■ **What to produce**
The job is to find each line in the entries holding the string "sich" and copy that line.

■ **Records supplied**
=-=-=

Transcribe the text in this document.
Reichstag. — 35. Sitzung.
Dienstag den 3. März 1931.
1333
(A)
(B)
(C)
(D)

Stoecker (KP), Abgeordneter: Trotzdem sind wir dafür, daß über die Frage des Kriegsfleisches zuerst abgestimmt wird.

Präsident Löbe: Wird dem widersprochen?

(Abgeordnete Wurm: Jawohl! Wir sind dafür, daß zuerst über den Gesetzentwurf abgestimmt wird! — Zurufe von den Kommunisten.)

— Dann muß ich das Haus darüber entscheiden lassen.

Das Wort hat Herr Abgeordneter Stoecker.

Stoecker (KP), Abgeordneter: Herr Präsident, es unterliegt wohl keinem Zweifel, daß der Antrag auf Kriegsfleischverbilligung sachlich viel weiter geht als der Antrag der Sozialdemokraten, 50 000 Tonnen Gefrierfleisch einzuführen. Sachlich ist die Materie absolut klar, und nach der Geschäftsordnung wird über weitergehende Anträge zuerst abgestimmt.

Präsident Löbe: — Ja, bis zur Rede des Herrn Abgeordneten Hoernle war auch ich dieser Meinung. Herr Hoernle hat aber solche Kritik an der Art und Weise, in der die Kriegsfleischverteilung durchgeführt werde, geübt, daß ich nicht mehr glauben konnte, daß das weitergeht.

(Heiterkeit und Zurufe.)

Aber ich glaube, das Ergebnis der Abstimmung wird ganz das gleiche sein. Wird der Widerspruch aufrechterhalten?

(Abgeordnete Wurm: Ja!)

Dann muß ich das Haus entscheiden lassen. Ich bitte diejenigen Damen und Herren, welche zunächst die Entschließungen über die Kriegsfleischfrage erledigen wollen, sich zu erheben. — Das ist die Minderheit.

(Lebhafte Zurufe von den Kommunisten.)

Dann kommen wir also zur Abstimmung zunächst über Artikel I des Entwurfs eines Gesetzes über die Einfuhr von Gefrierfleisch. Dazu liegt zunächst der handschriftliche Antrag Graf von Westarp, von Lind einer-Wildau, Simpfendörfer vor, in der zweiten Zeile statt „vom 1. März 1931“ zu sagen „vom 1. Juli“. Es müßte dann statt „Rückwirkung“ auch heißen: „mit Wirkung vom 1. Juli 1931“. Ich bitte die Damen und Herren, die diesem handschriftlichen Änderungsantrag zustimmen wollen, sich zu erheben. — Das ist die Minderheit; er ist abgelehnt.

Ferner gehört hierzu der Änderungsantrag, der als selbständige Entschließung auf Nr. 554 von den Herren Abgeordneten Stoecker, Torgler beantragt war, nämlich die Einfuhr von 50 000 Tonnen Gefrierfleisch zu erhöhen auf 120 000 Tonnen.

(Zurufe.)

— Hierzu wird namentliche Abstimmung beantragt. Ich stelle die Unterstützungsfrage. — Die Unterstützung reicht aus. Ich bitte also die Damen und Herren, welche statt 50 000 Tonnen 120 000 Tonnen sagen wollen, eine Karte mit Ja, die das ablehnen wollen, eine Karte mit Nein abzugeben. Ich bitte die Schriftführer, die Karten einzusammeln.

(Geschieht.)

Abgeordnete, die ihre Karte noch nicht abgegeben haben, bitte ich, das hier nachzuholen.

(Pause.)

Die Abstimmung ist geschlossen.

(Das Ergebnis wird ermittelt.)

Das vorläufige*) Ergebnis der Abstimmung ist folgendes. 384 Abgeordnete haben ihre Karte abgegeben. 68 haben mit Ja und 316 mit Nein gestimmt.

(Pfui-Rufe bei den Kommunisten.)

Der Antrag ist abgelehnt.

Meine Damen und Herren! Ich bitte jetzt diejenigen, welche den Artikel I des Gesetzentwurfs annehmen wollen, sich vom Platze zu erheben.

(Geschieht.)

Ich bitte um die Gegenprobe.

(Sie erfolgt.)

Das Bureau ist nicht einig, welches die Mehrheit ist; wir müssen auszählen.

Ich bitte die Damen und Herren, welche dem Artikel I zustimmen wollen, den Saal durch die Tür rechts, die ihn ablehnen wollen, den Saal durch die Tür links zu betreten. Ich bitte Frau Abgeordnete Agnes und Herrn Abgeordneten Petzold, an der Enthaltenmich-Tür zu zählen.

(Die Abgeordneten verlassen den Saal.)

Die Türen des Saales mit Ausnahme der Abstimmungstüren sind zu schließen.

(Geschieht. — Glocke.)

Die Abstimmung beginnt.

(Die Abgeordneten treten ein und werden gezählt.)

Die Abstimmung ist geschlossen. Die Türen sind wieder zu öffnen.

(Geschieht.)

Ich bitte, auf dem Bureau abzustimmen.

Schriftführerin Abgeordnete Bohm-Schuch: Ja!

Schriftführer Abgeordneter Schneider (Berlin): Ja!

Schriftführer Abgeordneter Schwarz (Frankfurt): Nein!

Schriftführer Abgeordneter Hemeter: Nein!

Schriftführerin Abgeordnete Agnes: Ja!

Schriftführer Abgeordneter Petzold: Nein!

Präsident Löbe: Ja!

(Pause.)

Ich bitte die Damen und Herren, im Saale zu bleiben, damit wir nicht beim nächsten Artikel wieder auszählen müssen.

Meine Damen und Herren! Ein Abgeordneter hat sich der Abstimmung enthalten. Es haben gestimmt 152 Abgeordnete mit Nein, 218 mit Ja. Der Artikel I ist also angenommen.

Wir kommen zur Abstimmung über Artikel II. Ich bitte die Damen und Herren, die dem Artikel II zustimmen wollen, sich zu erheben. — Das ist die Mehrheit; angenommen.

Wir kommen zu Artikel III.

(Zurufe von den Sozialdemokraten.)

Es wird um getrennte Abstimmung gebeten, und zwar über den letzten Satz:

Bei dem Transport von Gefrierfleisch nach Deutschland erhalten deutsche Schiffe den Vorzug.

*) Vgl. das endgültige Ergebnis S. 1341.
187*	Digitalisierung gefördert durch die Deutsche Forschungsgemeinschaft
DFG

=-=-=

■ **Exercise solution**
Dann muß ich das Haus entscheiden lassen. Ich bitte diejenigen Damen und Herren, welche zunächst die Entschließungen über die Kriegsfleischfrage erledigen wollen, sich zu erheben. — Das ist die Minderheit.
Dann kommen wir also zur Abstimmung zunächst über Artikel I des Entwurfs eines Gesetzes über die Einfuhr von Gefrierfleisch. Dazu liegt zunächst der handschriftliche Antrag Graf von Westarp, von Lind einer-Wildau, Simpfendörfer vor, in der zweiten Zeile statt „vom 1. März 1931“ zu sagen „vom 1. Juli“. Es müßte dann statt „Rückwirkung“ auch heißen: „mit Wirkung vom 1. Juli 1931“. Ich bitte die Damen und Herren, die diesem handschriftlichen Änderungsantrag zustimmen wollen, sich zu erheben. — Das ist die Minderheit; er ist abgelehnt.
Meine Damen und Herren! Ich bitte jetzt diejenigen, welche den Artikel I des Gesetzentwurfs annehmen wollen, sich vom Platze zu erheben.
Meine Damen und Herren! Ein Abgeordneter hat sich der Abstimmung enthalten. Es haben gestimmt 152 Abgeordnete mit Nein, 218 mit Ja. Der Artikel I ist also angenommen.
Wir kommen zur Abstimmung über Artikel II. Ich bitte die Damen und Herren, die dem Artikel II zustimmen wollen, sich zu erheben. — Das ist die Mehrheit; angenommen.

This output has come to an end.